= DIRECTIVE =
Repeat every record below exactly as it appears.

= Saved data entries =
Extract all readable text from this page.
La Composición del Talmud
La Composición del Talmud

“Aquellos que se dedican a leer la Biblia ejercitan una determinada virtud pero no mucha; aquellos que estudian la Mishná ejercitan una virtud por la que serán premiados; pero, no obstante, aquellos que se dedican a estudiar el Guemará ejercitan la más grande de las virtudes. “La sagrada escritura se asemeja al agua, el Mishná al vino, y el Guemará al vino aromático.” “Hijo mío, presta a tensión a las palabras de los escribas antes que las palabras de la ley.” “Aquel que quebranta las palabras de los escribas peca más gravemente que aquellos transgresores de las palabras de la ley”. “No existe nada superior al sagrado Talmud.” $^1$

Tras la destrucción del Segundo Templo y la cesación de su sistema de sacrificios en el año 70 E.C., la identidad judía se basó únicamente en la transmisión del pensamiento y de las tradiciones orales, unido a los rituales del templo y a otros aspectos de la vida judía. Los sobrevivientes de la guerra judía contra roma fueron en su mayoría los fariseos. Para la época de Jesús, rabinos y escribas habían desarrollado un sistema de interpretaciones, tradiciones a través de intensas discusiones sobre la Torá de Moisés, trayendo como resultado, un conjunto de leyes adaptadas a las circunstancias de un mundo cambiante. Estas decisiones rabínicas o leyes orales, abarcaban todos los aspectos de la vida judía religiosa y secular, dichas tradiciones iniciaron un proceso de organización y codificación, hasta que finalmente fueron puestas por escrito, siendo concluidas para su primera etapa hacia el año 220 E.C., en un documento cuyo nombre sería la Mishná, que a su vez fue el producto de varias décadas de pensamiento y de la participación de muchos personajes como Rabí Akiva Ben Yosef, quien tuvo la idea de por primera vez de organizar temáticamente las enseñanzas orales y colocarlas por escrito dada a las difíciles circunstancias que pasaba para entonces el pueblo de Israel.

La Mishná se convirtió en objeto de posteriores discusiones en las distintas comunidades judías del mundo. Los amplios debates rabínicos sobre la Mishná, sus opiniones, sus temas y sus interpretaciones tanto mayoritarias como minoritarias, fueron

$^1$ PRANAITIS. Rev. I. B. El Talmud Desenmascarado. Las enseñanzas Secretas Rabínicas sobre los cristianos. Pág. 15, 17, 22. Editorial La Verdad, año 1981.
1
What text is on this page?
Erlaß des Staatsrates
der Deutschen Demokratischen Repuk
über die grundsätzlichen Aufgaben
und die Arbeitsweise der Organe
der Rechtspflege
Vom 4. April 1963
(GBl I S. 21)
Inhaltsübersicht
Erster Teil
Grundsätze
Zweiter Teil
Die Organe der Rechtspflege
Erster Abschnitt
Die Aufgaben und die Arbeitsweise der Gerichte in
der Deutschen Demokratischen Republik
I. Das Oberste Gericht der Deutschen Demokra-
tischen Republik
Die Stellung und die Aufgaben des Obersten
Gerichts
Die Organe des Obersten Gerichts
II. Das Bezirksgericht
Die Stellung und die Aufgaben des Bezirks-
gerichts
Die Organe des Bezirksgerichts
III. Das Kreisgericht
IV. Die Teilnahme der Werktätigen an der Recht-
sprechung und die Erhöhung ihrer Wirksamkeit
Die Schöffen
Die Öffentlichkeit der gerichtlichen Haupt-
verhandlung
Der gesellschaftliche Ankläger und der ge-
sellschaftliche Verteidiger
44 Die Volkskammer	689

= EXPECTED OUTPUT =
Extract all readable text from this page.
La Composición del Talmud
La Composición del Talmud

“Aquellos que se dedican a leer la Biblia ejercitan una determinada virtud pero no mucha; aquellos que estudian la Mishná ejercitan una virtud por la que serán premiados; pero, no obstante, aquellos que se dedican a estudiar el Guemará ejercitan la más grande de las virtudes. “La sagrada escritura se asemeja al agua, el Mishná al vino, y el Guemará al vino aromático.” “Hijo mío, presta a tensión a las palabras de los escribas antes que las palabras de la ley.” “Aquel que quebranta las palabras de los escribas peca más gravemente que aquellos transgresores de las palabras de la ley”. “No existe nada superior al sagrado Talmud.” $^1$

Tras la destrucción del Segundo Templo y la cesación de su sistema de sacrificios en el año 70 E.C., la identidad judía se basó únicamente en la transmisión del pensamiento y de las tradiciones orales, unido a los rituales del templo y a otros aspectos de la vida judía. Los sobrevivientes de la guerra judía contra roma fueron en su mayoría los fariseos. Para la época de Jesús, rabinos y escribas habían desarrollado un sistema de interpretaciones, tradiciones a través de intensas discusiones sobre la Torá de Moisés, trayendo como resultado, un conjunto de leyes adaptadas a las circunstancias de un mundo cambiante. Estas decisiones rabínicas o leyes orales, abarcaban todos los aspectos de la vida judía religiosa y secular, dichas tradiciones iniciaron un proceso de organización y codificación, hasta que finalmente fueron puestas por escrito, siendo concluidas para su primera etapa hacia el año 220 E.C., en un documento cuyo nombre sería la Mishná, que a su vez fue el producto de varias décadas de pensamiento y de la participación de muchos personajes como Rabí Akiva Ben Yosef, quien tuvo la idea de por primera vez de organizar temáticamente las enseñanzas orales y colocarlas por escrito dada a las difíciles circunstancias que pasaba para entonces el pueblo de Israel.

La Mishná se convirtió en objeto de posteriores discusiones en las distintas comunidades judías del mundo. Los amplios debates rabínicos sobre la Mishná, sus opiniones, sus temas y sus interpretaciones tanto mayoritarias como minoritarias, fueron

$^1$ PRANAITIS. Rev. I. B. El Talmud Desenmascarado. Las enseñanzas Secretas Rabínicas sobre los cristianos. Pág. 15, 17, 22. Editorial La Verdad, año 1981.
1
What text is on this page?
Erlaß des Staatsrates
der Deutschen Demokratischen Repuk
über die grundsätzlichen Aufgaben
und die Arbeitsweise der Organe
der Rechtspflege
Vom 4. April 1963
(GBl I S. 21)
Inhaltsübersicht
Erster Teil
Grundsätze
Zweiter Teil
Die Organe der Rechtspflege
Erster Abschnitt
Die Aufgaben und die Arbeitsweise der Gerichte in
der Deutschen Demokratischen Republik
I. Das Oberste Gericht der Deutschen Demokra-
tischen Republik
Die Stellung und die Aufgaben des Obersten
Gerichts
Die Organe des Obersten Gerichts
II. Das Bezirksgericht
Die Stellung und die Aufgaben des Bezirks-
gerichts
Die Organe des Bezirksgerichts
III. Das Kreisgericht
IV. Die Teilnahme der Werktätigen an der Recht-
sprechung und die Erhöhung ihrer Wirksamkeit
Die Schöffen
Die Öffentlichkeit der gerichtlichen Haupt-
verhandlung
Der gesellschaftliche Ankläger und der ge-
sellschaftliche Verteidiger
44 Die Volkskammer	689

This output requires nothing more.